### Stated goal
From the entries below, copy every line where the string "content" appears.

Collection entries
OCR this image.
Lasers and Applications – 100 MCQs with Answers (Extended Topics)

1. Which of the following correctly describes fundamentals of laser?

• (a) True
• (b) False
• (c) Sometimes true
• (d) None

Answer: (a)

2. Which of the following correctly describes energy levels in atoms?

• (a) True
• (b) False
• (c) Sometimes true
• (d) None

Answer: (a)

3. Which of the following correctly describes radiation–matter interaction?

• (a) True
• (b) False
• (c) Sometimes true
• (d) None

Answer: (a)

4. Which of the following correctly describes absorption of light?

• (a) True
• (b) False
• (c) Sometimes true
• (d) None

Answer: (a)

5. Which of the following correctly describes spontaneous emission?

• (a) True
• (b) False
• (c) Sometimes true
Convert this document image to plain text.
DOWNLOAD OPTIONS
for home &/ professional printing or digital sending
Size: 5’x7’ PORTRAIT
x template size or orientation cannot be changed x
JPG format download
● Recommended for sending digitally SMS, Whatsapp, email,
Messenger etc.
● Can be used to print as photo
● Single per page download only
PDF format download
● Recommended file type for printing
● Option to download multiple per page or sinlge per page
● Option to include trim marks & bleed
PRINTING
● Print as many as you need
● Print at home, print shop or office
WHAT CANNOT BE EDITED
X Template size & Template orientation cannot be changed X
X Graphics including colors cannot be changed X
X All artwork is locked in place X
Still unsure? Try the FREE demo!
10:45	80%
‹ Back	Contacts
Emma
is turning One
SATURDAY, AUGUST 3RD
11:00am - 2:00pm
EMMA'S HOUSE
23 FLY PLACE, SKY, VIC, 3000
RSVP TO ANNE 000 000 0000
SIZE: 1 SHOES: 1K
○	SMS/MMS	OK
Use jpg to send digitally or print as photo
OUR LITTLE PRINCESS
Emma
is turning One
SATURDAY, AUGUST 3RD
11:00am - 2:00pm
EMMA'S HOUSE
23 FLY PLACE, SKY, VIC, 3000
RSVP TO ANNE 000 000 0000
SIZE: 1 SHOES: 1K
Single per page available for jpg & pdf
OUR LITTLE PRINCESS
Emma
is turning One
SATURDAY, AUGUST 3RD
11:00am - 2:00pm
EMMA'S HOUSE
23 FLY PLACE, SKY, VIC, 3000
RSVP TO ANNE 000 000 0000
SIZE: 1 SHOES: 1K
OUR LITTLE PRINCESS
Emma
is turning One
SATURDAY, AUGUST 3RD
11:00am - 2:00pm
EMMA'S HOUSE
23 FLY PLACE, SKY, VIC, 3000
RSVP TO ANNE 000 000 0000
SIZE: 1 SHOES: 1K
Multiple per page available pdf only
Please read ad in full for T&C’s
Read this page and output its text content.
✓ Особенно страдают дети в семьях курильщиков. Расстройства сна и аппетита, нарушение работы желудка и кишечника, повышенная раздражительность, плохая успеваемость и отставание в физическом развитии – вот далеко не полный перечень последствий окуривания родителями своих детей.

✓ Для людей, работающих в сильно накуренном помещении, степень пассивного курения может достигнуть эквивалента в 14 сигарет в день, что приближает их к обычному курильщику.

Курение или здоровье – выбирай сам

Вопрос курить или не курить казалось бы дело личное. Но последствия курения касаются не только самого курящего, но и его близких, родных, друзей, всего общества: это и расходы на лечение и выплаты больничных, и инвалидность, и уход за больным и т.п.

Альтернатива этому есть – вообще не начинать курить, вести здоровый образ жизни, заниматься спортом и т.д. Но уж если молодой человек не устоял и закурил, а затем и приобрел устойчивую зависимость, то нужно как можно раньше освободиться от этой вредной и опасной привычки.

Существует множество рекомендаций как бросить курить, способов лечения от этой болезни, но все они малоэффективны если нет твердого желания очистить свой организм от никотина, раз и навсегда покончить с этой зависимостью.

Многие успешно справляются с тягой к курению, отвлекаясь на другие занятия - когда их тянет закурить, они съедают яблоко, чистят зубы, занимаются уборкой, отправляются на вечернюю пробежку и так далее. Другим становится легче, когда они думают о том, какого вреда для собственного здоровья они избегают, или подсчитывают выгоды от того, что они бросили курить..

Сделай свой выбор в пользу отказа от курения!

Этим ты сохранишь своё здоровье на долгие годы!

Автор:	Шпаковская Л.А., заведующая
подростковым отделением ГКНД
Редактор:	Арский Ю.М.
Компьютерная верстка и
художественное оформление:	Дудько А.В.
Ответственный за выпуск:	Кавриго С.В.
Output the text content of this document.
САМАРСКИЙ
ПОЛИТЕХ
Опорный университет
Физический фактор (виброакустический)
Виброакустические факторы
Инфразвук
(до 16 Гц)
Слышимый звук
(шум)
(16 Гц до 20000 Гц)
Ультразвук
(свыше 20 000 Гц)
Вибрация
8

### Task result
Read this page and output its text content.
Output the text content of this document.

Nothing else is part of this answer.